## START STORED RECORDS

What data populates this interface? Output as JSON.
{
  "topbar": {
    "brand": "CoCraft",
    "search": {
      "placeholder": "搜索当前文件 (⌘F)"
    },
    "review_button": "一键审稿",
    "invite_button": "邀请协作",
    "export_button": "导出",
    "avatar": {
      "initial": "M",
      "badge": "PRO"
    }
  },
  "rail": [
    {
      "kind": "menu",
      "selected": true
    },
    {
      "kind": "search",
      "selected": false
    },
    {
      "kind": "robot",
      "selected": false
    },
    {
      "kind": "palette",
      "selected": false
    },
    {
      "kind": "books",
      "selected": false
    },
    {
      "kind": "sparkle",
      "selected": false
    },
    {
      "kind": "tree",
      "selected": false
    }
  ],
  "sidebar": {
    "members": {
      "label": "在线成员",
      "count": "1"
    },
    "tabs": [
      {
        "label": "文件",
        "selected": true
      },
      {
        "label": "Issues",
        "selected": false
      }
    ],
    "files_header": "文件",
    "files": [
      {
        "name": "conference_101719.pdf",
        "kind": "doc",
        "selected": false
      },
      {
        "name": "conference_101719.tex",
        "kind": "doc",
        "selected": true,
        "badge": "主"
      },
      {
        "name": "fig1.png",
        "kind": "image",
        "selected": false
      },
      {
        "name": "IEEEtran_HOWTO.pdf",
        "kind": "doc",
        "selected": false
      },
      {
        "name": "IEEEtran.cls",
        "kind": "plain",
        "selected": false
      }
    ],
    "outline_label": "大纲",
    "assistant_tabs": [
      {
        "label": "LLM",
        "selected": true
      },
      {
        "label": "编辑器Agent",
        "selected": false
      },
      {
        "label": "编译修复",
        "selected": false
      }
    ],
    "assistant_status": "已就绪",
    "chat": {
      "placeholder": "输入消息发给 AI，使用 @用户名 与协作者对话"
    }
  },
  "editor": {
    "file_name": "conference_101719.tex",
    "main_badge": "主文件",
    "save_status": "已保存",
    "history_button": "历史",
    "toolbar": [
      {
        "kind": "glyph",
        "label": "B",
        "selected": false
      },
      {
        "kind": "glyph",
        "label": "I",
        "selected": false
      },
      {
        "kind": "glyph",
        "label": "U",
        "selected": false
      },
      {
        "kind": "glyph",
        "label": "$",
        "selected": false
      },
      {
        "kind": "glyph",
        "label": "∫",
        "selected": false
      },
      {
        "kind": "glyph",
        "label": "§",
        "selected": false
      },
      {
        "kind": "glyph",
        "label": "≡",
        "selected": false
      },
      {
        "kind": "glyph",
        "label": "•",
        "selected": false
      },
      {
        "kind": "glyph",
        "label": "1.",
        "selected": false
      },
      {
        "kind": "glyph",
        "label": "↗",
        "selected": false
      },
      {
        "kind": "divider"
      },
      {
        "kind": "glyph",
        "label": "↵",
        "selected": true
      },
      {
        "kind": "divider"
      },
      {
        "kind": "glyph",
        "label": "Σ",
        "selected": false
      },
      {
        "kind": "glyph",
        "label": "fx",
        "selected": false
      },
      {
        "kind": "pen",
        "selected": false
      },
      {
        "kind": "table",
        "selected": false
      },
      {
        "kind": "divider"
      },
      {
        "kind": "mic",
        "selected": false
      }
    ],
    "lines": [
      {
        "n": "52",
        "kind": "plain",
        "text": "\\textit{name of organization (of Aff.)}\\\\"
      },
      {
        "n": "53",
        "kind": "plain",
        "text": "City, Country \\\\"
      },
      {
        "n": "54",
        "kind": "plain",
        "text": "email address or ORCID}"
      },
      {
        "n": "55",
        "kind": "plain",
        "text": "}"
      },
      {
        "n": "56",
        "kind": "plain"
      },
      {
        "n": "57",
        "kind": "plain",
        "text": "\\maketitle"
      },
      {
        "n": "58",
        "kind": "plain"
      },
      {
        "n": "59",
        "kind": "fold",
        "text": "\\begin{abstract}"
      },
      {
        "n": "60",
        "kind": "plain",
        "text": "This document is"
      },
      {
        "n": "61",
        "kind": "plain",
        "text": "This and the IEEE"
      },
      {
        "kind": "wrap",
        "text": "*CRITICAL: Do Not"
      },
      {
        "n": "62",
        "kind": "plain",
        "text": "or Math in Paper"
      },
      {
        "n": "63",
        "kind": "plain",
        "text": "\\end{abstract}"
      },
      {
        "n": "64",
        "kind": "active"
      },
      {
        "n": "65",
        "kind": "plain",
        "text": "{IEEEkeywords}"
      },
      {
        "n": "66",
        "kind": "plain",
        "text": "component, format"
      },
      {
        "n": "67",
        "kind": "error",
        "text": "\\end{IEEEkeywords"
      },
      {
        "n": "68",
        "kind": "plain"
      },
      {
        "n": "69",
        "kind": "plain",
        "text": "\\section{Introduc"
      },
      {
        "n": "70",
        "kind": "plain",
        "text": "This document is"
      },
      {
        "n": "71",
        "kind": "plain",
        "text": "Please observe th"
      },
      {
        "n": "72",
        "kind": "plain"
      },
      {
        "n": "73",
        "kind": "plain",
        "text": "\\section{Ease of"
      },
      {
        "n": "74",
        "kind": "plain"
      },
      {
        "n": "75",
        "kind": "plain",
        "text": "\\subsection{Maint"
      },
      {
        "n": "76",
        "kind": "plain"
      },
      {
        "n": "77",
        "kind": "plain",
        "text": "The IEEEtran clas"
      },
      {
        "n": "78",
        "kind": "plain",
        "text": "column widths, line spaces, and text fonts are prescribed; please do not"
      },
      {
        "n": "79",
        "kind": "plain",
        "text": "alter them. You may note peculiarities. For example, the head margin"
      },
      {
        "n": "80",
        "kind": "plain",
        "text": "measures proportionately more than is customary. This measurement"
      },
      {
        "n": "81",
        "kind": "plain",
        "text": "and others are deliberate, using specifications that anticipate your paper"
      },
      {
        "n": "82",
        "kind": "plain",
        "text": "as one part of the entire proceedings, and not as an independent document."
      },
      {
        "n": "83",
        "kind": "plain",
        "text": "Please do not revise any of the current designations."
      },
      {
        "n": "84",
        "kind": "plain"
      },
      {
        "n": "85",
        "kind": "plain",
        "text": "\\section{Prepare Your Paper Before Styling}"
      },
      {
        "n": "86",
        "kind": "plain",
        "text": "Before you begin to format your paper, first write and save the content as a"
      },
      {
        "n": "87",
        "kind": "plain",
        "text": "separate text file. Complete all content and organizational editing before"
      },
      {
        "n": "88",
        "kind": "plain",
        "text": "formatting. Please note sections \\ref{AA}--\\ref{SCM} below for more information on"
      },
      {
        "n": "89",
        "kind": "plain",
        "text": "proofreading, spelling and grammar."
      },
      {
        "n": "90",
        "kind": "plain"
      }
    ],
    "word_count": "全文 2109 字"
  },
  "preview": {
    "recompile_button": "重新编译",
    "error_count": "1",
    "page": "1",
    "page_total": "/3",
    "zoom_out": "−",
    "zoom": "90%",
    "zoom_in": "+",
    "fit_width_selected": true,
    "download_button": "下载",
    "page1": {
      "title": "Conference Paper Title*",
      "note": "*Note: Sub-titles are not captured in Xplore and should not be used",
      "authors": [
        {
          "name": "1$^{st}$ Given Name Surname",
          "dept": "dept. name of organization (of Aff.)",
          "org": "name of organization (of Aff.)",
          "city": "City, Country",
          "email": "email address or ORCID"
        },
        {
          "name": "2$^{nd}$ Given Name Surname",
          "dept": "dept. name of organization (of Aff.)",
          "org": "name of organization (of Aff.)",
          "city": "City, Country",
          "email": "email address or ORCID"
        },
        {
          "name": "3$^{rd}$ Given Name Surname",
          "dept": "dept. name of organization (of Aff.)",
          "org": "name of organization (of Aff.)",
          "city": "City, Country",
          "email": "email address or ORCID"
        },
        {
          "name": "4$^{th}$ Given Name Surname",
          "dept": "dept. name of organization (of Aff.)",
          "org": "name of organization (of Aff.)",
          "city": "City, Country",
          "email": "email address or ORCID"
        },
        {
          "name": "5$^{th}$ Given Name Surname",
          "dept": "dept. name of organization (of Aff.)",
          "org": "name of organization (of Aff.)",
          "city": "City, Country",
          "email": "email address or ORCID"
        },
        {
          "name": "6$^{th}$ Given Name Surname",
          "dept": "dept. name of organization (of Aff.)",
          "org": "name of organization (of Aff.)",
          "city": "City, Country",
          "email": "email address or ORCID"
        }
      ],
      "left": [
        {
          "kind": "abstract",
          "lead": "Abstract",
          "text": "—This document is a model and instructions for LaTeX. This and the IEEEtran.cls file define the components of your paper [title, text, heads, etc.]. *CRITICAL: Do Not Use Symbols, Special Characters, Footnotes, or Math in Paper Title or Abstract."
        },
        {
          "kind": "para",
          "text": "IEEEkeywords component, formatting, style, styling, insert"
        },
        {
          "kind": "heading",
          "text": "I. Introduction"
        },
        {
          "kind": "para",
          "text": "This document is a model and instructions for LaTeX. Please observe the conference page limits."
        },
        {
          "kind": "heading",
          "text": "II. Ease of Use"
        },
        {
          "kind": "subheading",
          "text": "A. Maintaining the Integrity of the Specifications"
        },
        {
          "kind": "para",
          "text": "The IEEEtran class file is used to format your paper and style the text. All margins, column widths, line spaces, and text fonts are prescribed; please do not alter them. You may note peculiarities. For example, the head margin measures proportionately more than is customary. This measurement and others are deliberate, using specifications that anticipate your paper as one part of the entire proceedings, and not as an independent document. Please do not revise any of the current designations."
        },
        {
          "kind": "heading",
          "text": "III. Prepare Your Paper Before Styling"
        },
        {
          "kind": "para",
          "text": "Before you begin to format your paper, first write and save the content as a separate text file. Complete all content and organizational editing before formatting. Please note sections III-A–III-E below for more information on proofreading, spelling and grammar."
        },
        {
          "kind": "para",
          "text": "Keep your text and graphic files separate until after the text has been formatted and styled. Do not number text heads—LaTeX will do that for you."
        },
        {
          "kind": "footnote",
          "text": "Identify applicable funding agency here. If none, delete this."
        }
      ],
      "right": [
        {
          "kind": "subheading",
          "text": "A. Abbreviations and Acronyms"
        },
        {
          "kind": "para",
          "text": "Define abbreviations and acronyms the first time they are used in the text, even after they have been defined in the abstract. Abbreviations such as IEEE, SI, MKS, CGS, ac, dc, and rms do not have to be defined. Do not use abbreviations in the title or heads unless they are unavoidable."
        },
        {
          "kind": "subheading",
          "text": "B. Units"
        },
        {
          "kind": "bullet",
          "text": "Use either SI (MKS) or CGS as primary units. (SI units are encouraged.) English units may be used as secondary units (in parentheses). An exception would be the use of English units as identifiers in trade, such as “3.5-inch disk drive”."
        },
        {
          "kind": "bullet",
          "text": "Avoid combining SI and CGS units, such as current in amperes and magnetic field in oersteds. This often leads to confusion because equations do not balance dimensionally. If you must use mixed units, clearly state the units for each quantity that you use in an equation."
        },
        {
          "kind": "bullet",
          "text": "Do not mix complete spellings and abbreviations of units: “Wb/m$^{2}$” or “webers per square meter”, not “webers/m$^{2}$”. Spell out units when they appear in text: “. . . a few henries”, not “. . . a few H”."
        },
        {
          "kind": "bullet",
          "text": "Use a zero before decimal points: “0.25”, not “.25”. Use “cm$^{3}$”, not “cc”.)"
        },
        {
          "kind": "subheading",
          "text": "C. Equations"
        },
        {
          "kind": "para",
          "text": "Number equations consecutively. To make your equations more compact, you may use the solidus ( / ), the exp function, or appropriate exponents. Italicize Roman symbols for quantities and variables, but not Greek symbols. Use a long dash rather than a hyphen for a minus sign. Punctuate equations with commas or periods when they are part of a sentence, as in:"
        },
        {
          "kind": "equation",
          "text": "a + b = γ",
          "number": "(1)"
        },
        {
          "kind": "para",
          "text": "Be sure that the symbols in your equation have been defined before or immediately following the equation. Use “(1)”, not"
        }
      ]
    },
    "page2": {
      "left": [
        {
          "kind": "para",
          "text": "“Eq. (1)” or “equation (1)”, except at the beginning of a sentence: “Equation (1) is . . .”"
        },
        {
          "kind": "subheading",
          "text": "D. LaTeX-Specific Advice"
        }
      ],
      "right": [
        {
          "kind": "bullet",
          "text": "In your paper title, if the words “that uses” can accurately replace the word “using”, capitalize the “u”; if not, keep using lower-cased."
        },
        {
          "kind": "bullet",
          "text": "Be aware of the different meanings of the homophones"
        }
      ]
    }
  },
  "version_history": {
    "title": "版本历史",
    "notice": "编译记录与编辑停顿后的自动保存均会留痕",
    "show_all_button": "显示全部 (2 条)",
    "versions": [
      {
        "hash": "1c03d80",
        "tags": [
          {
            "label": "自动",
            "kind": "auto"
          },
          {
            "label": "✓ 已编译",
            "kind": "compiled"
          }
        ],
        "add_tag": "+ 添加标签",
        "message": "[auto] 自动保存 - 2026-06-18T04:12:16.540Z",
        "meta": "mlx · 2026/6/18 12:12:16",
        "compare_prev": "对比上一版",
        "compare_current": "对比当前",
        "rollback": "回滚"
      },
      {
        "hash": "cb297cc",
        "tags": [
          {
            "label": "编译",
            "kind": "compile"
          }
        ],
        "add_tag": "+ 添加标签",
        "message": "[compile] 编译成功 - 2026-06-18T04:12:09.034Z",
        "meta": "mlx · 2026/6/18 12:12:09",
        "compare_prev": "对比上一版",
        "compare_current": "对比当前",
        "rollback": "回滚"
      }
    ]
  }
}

## END STORED RECORDS

EXERCISE PROMPT:
Copy each line above that contains the string "write".

WRITTEN REPLY:
        "text": "Before you begin to format your paper, first write and save the content as a"
          "text": "Before you begin to format your paper, first write and save the content as a separate text file. Complete all content and organizational editing before formatting. Please note sections III-A–III-E below for more information on proofreading, spelling and grammar."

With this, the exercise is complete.